# Aim of the task
Output the material word for word. Leave each picture out.

(Stored entries)
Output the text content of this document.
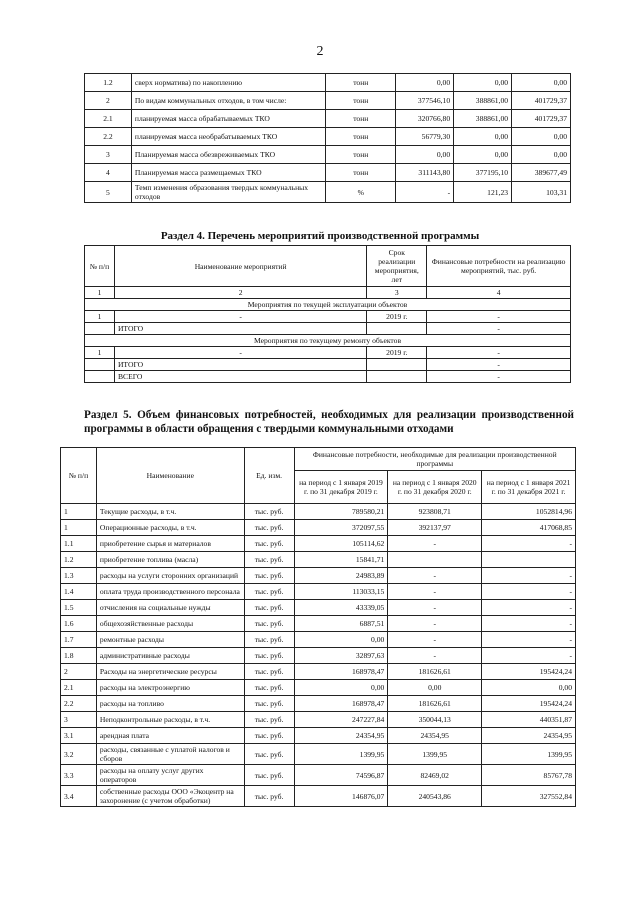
2
1.2	сверх норматива) по накоплению	тонн	0,00	0,00	0,00
2	По видам коммунальных отходов, в том числе:	тонн	377546,10	388861,00	401729,37
2.1	планируемая масса обрабатываемых ТКО	тонн	320766,80	388861,00	401729,37
2.2	планируемая масса необрабатываемых ТКО	тонн	56779,30	0,00	0,00
3	Планируемая масса обезвреживаемых ТКО	тонн	0,00	0,00	0,00
4	Планируемая масса размещаемых ТКО	тонн	311143,80	377195,10	389677,49
5	Темп изменения образования твердых коммунальных отходов	%	-	121,23	103,31
Раздел 4. Перечень мероприятий производственной программы
№ п/п	Наименование мероприятий	Срок реализации мероприятия, лет	Финансовые потребности на реализацию мероприятий, тыс. руб.
1	2	3	4
Мероприятия по текущей эксплуатации объектов			
1	-	2019 г.	-
	ИТОГО		-
Мероприятия по текущему ремонту объектов			
1	-	2019 г.	-
	ИТОГО		-
	ВСЕГО		-
Раздел 5. Объем финансовых потребностей, необходимых для реализации производственной программы в области обращения с твердыми коммунальными отходами
№ п/п	Наименование	Ед. изм.	Финансовые потребности, необходимые для реализации производственной программы		
			на период с 1 января 2019 г. по 31 декабря 2019 г.	на период с 1 января 2020 г. по 31 декабря 2020 г.	на период с 1 января 2021 г. по 31 декабря 2021 г.
1	Текущие расходы, в т.ч.	тыс. руб.	789580,21	923808,71	1052814,96
1	Операционные расходы, в т.ч.	тыс. руб.	372097,55	392137,97	417068,85
1.1	приобретение сырья и материалов	тыс. руб.	105114,62	-	-
1.2	приобретение топлива (масла)	тыс. руб.	15841,71		
1.3	расходы на услуги сторонних организаций	тыс. руб.	24983,89	-	-
1.4	оплата труда производственного персонала	тыс. руб.	113033,15	-	-
1.5	отчисления на социальные нужды	тыс. руб.	43339,05	-	-
1.6	общехозяйственные расходы	тыс. руб.	6887,51	-	-
1.7	ремонтные расходы	тыс. руб.	0,00	-	-
1.8	административные расходы	тыс. руб.	32897,63	-	-
2	Расходы на энергетические ресурсы	тыс. руб.	168978,47	181626,61	195424,24
2.1	расходы на электроэнергию	тыс. руб.	0,00	0,00	0,00
2.2	расходы на топливо	тыс. руб.	168978,47	181626,61	195424,24
3	Неподконтрольные расходы, в т.ч.	тыс. руб.	247227,84	350044,13	440351,87
3.1	арендная плата	тыс. руб.	24354,95	24354,95	24354,95
3.2	расходы, связанные с уплатой налогов и сборов	тыс. руб.	1399,95	1399,95	1399,95
3.3	расходы на оплату услуг других операторов	тыс. руб.	74596,87	82469,02	85767,78
3.4	собственные расходы ООО «Экоцентр на захоронение (с учетом обработки)	тыс. руб.	146876,07	240543,86	327552,84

# Expected answer
Output the text content of this document.
2
1.2	сверх норматива) по накоплению	тонн	0,00	0,00	0,00
2	По видам коммунальных отходов, в том числе:	тонн	377546,10	388861,00	401729,37
2.1	планируемая масса обрабатываемых ТКО	тонн	320766,80	388861,00	401729,37
2.2	планируемая масса необрабатываемых ТКО	тонн	56779,30	0,00	0,00
3	Планируемая масса обезвреживаемых ТКО	тонн	0,00	0,00	0,00
4	Планируемая масса размещаемых ТКО	тонн	311143,80	377195,10	389677,49
5	Темп изменения образования твердых коммунальных отходов	%	-	121,23	103,31
Раздел 4. Перечень мероприятий производственной программы
№ п/п	Наименование мероприятий	Срок реализации мероприятия, лет	Финансовые потребности на реализацию мероприятий, тыс. руб.
1	2	3	4
Мероприятия по текущей эксплуатации объектов			
1	-	2019 г.	-
	ИТОГО		-
Мероприятия по текущему ремонту объектов			
1	-	2019 г.	-
	ИТОГО		-
	ВСЕГО		-
Раздел 5. Объем финансовых потребностей, необходимых для реализации производственной программы в области обращения с твердыми коммунальными отходами
№ п/п	Наименование	Ед. изм.	Финансовые потребности, необходимые для реализации производственной программы		
			на период с 1 января 2019 г. по 31 декабря 2019 г.	на период с 1 января 2020 г. по 31 декабря 2020 г.	на период с 1 января 2021 г. по 31 декабря 2021 г.
1	Текущие расходы, в т.ч.	тыс. руб.	789580,21	923808,71	1052814,96
1	Операционные расходы, в т.ч.	тыс. руб.	372097,55	392137,97	417068,85
1.1	приобретение сырья и материалов	тыс. руб.	105114,62	-	-
1.2	приобретение топлива (масла)	тыс. руб.	15841,71		
1.3	расходы на услуги сторонних организаций	тыс. руб.	24983,89	-	-
1.4	оплата труда производственного персонала	тыс. руб.	113033,15	-	-
1.5	отчисления на социальные нужды	тыс. руб.	43339,05	-	-
1.6	общехозяйственные расходы	тыс. руб.	6887,51	-	-
1.7	ремонтные расходы	тыс. руб.	0,00	-	-
1.8	административные расходы	тыс. руб.	32897,63	-	-
2	Расходы на энергетические ресурсы	тыс. руб.	168978,47	181626,61	195424,24
2.1	расходы на электроэнергию	тыс. руб.	0,00	0,00	0,00
2.2	расходы на топливо	тыс. руб.	168978,47	181626,61	195424,24
3	Неподконтрольные расходы, в т.ч.	тыс. руб.	247227,84	350044,13	440351,87
3.1	арендная плата	тыс. руб.	24354,95	24354,95	24354,95
3.2	расходы, связанные с уплатой налогов и сборов	тыс. руб.	1399,95	1399,95	1399,95
3.3	расходы на оплату услуг других операторов	тыс. руб.	74596,87	82469,02	85767,78
3.4	собственные расходы ООО «Экоцентр на захоронение (с учетом обработки)	тыс. руб.	146876,07	240543,86	327552,84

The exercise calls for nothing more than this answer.